Please transcribe the listing below in full and word for word, without its pictures.

| Data rows |
-------

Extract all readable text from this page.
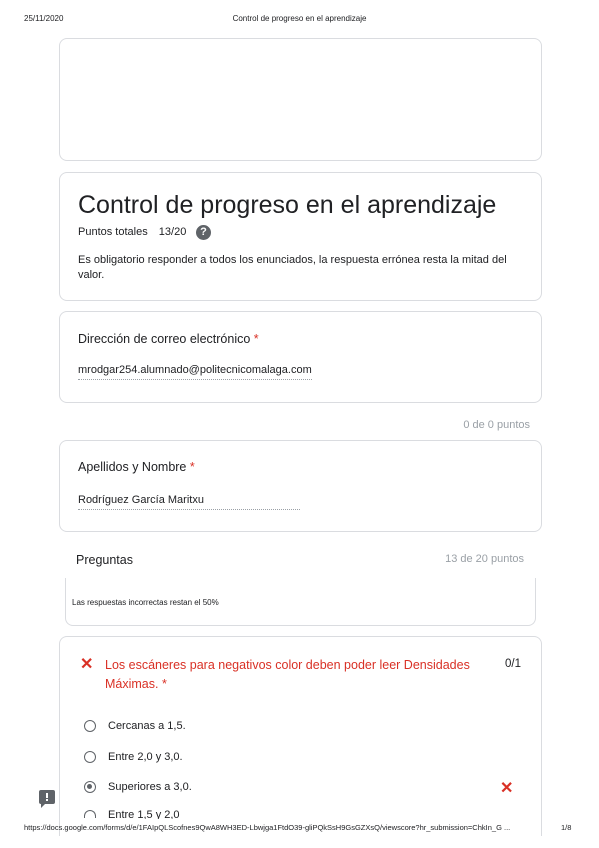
25/11/2020	Control de progreso en el aprendizaje
Control de progreso en el aprendizaje
Puntos totales 13/20	?
Es obligatorio responder a todos los enunciados, la respuesta errónea resta la mitad del valor.
Dirección de correo electrónico *
mrodgar254.alumnado@politecnicomalaga.com
0 de 0 puntos
Apellidos y Nombre *
Rodríguez García Maritxu
Preguntas	13 de 20 puntos
Las respuestas incorrectas restan el 50%
✕ Los escáneres para negativos color deben poder leer Densidades Máximas. *
0/1
Cercanas a 1,5.
Entre 2,0 y 3,0.
Superiores a 3,0.	✕
Entre 1,5 y 2,0
https://docs.google.com/forms/d/e/1FAIpQLScofnes9QwA8WH3ED-Lbwjga1FtdO39-gliPQkSsH9GsGZXsQ/viewscore?hr_submission=ChkIn_G ...	1/8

-------

| The completed task |
Extract all readable text from this page.
25/11/2020	Control de progreso en el aprendizaje
Control de progreso en el aprendizaje
Puntos totales 13/20	?
Es obligatorio responder a todos los enunciados, la respuesta errónea resta la mitad del valor.
Dirección de correo electrónico *
mrodgar254.alumnado@politecnicomalaga.com
0 de 0 puntos
Apellidos y Nombre *
Rodríguez García Maritxu
Preguntas	13 de 20 puntos
Las respuestas incorrectas restan el 50%
✕ Los escáneres para negativos color deben poder leer Densidades Máximas. *
0/1
Cercanas a 1,5.
Entre 2,0 y 3,0.
Superiores a 3,0.	✕
Entre 1,5 y 2,0
https://docs.google.com/forms/d/e/1FAIpQLScofnes9QwA8WH3ED-Lbwjga1FtdO39-gliPQkSsH9GsGZXsQ/viewscore?hr_submission=ChkIn_G ...	1/8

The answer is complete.